Start
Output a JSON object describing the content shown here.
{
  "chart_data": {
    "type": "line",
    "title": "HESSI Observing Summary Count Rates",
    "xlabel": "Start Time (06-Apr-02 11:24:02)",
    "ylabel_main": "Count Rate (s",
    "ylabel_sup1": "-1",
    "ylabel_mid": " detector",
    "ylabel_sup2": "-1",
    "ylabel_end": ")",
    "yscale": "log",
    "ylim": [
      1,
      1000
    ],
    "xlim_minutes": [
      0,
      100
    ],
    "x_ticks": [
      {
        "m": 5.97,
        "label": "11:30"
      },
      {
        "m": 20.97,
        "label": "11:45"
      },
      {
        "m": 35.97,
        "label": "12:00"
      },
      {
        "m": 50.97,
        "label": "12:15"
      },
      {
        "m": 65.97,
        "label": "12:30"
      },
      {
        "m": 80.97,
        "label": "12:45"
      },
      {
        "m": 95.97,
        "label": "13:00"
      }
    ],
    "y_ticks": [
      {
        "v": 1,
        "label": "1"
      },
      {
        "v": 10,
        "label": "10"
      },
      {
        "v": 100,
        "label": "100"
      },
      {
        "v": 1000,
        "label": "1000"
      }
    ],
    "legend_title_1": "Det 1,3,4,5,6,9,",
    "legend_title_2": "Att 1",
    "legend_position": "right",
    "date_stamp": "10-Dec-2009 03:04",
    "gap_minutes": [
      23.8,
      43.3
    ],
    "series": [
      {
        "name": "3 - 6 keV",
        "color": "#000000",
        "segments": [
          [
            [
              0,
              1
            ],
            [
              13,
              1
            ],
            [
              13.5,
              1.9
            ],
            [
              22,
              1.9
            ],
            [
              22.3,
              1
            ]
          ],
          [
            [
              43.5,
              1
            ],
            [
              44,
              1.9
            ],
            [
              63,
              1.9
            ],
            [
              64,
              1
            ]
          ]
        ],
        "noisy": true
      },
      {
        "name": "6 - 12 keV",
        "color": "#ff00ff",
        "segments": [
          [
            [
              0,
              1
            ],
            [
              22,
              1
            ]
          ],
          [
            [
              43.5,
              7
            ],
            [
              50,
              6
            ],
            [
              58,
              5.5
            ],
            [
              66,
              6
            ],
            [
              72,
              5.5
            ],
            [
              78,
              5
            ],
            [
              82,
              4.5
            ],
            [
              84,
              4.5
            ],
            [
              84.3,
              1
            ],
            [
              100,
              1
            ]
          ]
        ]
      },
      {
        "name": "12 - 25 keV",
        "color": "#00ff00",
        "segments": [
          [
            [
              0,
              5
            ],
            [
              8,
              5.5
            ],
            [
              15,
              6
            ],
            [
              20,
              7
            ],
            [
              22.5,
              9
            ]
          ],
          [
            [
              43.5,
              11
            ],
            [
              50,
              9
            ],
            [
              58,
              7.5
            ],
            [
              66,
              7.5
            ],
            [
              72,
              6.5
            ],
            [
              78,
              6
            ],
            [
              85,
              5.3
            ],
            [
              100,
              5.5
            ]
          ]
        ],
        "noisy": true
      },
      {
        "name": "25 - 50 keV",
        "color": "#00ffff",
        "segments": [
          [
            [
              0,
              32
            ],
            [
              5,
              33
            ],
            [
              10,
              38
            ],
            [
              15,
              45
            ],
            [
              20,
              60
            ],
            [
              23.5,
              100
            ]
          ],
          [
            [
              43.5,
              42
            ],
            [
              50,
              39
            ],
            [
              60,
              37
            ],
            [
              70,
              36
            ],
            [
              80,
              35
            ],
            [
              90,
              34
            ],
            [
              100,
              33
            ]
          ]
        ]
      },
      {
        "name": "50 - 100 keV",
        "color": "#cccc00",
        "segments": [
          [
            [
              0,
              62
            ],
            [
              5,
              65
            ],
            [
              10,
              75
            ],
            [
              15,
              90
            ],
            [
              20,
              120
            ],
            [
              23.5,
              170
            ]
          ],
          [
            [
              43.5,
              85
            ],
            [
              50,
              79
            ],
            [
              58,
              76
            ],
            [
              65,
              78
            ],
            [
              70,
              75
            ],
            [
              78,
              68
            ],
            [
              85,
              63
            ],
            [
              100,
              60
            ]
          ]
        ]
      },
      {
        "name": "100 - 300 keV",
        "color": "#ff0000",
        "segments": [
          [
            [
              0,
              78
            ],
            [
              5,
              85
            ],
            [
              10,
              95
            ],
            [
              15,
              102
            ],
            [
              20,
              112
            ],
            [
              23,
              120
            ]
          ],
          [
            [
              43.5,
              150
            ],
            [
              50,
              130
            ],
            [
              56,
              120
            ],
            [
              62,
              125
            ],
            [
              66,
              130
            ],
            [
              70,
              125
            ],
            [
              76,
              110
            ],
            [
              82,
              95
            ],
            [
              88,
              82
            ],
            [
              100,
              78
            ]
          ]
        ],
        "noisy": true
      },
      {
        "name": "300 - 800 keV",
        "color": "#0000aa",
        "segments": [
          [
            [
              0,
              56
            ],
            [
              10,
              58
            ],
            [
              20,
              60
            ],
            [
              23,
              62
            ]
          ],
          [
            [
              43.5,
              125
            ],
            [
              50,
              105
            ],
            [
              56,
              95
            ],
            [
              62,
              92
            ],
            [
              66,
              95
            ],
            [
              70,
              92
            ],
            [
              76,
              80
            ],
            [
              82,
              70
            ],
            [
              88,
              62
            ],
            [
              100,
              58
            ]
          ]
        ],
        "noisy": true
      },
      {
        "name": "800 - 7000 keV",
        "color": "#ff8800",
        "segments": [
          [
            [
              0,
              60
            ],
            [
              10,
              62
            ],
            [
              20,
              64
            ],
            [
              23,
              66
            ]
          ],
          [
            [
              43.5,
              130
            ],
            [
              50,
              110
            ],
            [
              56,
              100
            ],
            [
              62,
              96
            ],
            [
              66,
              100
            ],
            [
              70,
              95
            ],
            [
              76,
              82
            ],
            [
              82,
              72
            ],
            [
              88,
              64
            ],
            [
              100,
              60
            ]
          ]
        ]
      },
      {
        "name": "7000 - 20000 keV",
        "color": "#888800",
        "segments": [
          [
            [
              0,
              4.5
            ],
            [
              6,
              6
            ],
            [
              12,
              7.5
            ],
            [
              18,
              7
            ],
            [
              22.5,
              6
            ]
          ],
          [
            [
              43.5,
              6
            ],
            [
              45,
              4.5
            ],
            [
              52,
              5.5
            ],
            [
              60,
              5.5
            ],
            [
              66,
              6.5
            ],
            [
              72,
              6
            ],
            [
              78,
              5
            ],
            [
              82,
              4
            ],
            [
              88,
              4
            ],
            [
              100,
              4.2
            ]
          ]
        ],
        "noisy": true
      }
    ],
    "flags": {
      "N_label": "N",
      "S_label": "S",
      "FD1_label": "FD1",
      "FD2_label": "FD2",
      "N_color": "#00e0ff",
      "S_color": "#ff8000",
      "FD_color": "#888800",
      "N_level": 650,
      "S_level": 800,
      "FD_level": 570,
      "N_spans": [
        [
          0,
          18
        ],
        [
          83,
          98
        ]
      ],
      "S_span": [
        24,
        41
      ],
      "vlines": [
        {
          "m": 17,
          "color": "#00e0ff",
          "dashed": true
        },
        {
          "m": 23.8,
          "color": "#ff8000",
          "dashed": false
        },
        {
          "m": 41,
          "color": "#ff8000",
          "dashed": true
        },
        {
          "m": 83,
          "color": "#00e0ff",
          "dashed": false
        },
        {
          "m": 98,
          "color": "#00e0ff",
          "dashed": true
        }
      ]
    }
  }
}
End
Start
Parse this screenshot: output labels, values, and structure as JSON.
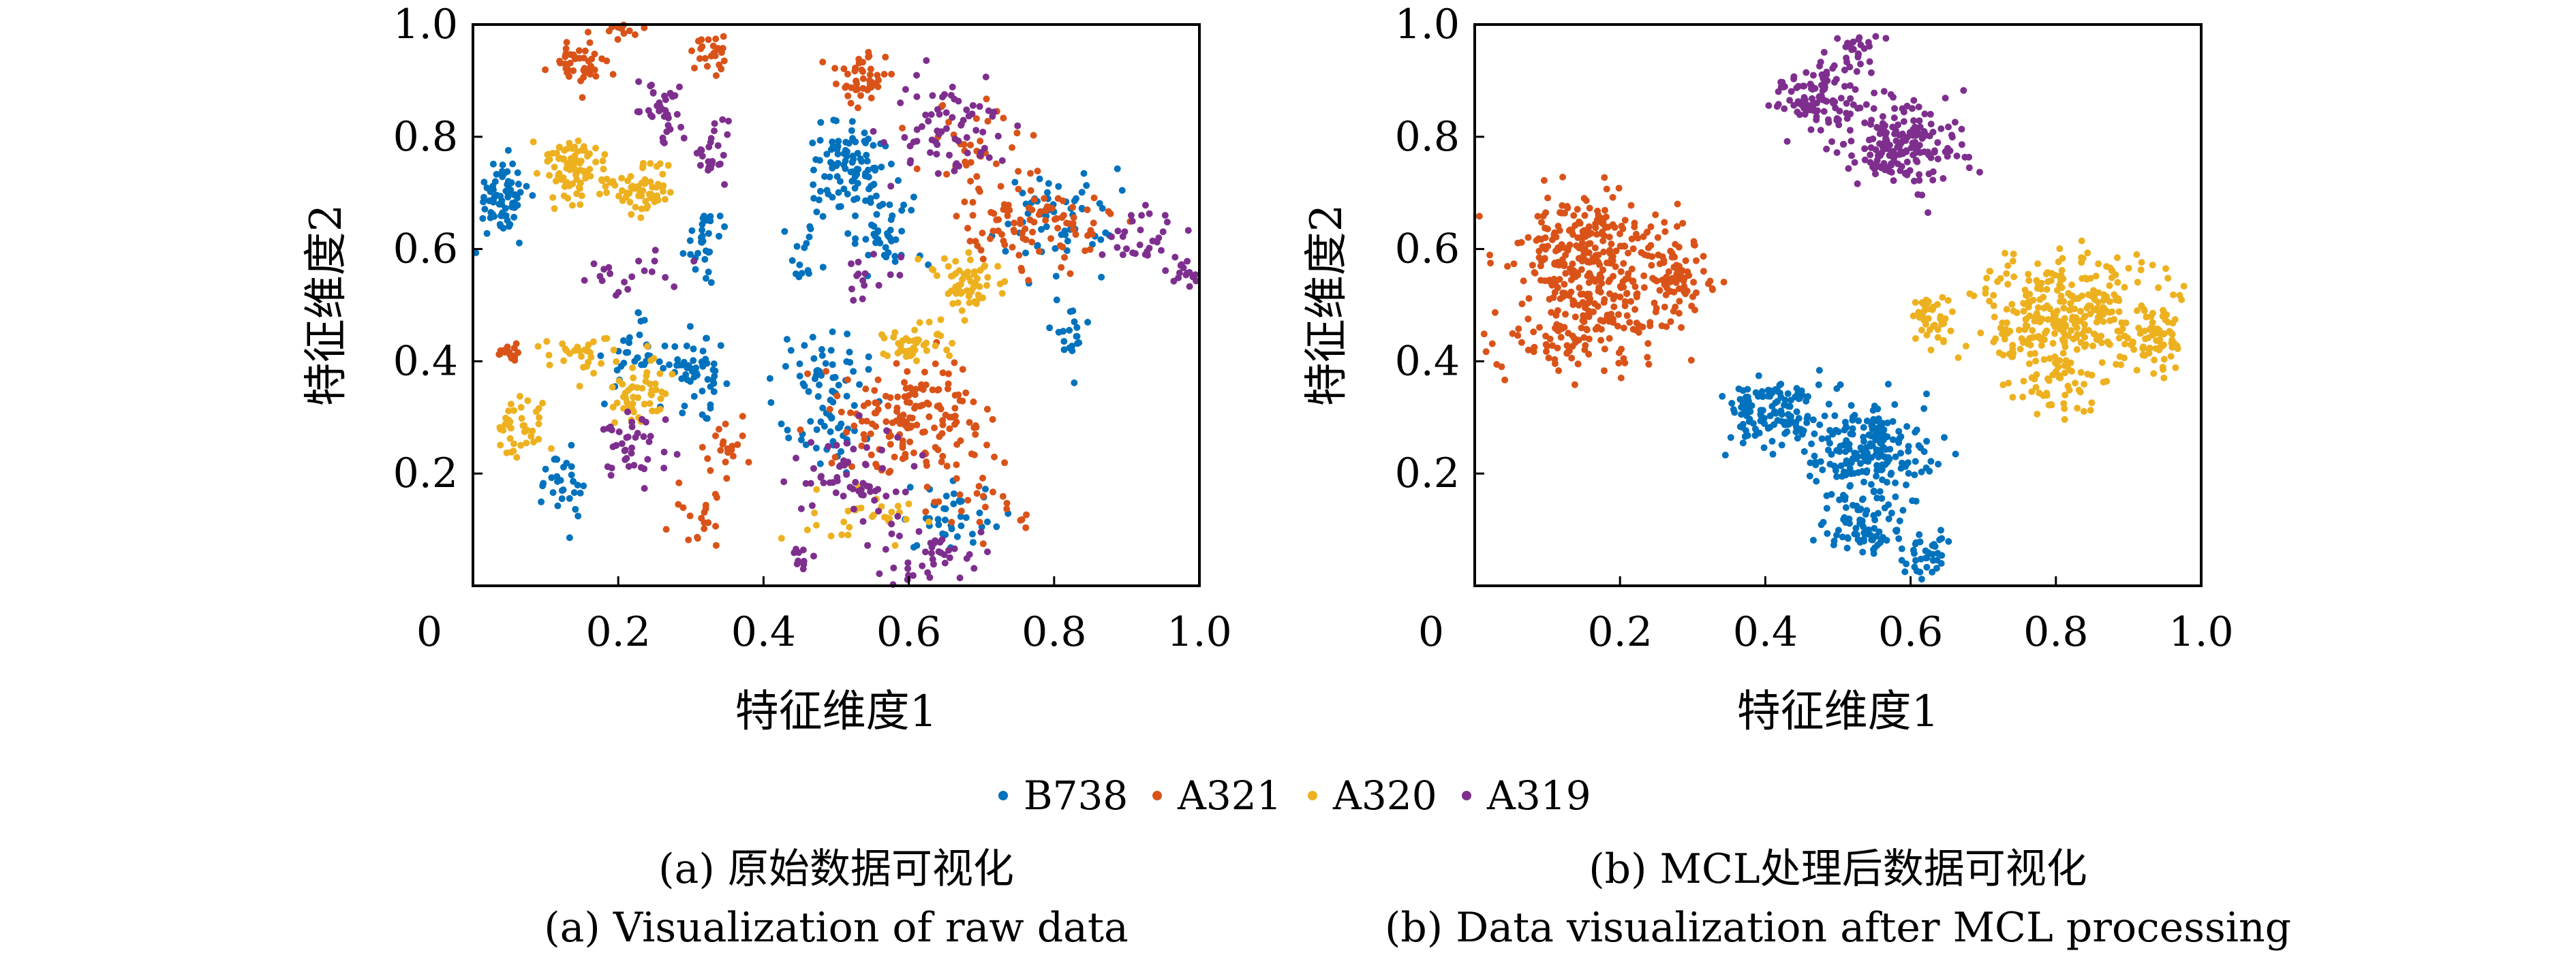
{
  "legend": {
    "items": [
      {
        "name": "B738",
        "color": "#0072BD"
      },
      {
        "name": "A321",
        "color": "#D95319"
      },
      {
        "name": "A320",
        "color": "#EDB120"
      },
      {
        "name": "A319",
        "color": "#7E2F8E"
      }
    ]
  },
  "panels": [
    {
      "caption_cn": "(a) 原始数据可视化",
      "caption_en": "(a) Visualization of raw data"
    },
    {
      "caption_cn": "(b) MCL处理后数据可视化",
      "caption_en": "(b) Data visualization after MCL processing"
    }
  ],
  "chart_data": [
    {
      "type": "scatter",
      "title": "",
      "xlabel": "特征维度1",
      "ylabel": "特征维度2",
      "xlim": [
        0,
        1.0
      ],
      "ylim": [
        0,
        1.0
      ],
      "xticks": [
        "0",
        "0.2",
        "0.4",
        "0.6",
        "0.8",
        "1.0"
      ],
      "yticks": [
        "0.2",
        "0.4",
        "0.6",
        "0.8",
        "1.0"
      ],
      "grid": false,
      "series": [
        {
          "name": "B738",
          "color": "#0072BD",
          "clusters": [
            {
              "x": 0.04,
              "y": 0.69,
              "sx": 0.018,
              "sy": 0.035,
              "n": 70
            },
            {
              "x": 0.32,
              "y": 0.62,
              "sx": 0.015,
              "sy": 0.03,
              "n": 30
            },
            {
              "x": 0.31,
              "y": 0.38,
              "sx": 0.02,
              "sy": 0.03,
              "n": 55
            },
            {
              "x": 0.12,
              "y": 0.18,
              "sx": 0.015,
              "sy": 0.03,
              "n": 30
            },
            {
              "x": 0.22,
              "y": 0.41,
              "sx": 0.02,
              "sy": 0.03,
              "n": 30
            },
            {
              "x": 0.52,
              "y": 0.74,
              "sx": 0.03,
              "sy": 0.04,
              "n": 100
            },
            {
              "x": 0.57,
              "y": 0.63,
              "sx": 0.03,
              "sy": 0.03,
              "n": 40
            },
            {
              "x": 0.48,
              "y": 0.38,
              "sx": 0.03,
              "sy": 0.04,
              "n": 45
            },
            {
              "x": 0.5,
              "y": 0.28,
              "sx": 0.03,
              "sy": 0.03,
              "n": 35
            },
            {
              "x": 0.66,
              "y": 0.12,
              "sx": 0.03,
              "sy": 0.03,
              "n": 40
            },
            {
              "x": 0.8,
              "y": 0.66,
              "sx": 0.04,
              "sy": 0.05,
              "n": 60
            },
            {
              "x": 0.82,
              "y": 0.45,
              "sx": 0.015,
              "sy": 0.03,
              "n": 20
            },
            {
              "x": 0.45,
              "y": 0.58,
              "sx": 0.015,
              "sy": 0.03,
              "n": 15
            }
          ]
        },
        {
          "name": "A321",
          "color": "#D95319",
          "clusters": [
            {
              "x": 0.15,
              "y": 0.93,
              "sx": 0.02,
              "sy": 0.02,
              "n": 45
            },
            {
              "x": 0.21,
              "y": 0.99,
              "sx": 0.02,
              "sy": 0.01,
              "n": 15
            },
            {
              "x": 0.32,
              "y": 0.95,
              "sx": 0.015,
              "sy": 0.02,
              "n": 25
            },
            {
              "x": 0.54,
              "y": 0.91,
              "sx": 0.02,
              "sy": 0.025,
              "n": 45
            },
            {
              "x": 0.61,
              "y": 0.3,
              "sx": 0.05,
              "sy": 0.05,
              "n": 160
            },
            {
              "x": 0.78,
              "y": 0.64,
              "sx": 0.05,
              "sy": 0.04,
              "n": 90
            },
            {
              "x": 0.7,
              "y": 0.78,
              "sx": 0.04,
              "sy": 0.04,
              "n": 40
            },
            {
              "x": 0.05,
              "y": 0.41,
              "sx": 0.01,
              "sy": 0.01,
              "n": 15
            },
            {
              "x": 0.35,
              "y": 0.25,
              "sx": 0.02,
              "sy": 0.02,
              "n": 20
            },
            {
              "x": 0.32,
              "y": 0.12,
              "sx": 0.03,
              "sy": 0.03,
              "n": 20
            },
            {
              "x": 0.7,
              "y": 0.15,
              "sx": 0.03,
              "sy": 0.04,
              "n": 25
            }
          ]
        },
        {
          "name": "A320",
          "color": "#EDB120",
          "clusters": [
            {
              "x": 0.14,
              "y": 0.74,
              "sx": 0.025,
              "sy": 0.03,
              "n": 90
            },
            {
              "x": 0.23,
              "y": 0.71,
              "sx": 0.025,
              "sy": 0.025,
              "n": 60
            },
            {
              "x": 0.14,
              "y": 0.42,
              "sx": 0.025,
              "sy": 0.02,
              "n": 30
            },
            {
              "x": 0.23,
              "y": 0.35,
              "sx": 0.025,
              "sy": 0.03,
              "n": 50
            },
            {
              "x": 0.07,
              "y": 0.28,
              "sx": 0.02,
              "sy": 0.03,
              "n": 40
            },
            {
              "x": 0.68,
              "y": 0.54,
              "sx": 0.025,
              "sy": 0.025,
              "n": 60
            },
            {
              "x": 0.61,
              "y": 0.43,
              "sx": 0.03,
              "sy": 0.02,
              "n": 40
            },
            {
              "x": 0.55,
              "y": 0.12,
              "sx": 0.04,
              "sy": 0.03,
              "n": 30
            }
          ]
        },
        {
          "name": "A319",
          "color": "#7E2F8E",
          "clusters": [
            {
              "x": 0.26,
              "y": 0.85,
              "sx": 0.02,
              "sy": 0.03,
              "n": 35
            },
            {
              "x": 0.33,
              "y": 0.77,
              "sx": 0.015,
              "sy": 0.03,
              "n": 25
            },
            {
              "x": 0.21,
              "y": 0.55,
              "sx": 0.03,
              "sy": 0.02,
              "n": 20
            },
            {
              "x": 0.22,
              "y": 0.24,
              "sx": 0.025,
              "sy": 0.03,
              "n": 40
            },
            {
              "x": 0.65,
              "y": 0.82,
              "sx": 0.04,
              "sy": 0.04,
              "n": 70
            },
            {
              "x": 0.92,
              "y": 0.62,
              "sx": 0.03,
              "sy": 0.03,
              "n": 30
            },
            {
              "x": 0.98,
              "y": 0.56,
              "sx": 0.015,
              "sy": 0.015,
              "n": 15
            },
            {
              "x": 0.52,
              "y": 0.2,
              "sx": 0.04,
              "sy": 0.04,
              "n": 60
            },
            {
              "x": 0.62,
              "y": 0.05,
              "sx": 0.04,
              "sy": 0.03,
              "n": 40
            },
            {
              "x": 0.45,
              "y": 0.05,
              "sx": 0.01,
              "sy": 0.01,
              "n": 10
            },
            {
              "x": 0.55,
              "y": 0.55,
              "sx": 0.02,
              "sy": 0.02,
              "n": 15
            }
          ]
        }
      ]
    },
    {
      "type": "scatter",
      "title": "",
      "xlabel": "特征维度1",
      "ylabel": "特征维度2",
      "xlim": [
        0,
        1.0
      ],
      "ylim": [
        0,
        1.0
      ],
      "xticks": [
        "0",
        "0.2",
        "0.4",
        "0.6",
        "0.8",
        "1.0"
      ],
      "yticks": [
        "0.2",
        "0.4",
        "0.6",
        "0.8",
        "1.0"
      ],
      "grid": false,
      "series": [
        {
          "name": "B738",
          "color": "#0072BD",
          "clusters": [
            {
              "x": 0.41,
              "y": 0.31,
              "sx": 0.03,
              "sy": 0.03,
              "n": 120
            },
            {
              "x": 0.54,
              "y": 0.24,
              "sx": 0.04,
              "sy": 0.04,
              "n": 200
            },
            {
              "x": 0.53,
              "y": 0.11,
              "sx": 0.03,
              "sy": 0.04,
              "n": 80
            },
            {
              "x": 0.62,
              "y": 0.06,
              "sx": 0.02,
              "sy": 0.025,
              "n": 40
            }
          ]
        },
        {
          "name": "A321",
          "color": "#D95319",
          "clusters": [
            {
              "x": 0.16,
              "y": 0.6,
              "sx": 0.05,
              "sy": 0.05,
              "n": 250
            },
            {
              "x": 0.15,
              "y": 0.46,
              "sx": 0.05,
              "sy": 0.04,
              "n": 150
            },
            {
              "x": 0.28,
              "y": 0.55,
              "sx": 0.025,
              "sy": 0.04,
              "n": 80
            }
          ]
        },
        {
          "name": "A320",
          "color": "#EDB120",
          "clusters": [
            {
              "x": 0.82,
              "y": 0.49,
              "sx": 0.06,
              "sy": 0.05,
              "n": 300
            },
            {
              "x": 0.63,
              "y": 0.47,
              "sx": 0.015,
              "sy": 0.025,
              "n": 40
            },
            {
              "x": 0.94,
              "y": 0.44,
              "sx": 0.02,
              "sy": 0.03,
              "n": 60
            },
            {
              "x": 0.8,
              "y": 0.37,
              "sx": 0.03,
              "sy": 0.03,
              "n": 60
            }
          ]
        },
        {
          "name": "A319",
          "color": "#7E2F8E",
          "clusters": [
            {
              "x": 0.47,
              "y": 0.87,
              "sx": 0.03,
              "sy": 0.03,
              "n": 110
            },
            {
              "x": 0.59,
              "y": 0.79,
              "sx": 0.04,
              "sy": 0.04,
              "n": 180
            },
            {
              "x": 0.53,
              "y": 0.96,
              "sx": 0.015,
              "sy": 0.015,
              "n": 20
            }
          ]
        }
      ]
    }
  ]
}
End
Start
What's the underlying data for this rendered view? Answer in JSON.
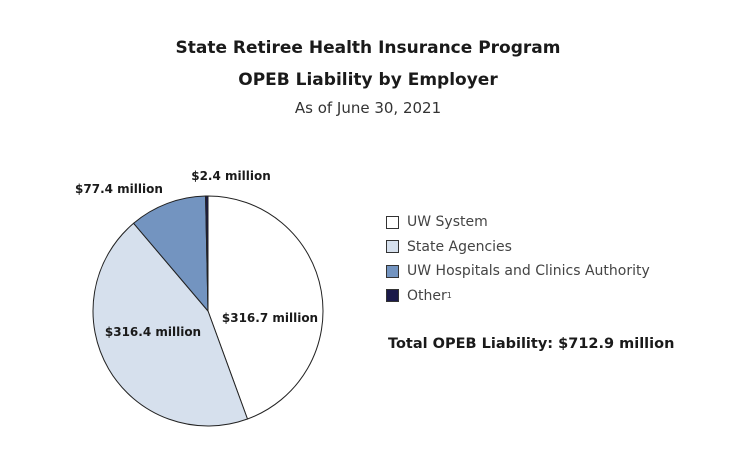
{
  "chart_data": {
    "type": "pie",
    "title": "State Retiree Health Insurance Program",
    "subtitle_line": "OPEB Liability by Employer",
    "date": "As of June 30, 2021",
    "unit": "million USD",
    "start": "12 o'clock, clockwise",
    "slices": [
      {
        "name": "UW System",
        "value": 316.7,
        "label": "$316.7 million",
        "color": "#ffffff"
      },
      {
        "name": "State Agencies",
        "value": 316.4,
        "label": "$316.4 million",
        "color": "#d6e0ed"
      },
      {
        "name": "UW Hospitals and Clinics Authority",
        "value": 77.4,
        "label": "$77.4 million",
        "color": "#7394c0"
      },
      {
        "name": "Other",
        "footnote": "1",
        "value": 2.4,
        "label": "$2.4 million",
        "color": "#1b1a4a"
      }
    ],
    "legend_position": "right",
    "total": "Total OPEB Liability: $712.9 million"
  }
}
End
* [TASK INSTRUCTIONS]:
Copy every single line of the material above that holds "OPEB".

* [TASK RESULT]:
    "subtitle_line": "OPEB Liability by Employer",
    "total": "Total OPEB Liability: $712.9 million"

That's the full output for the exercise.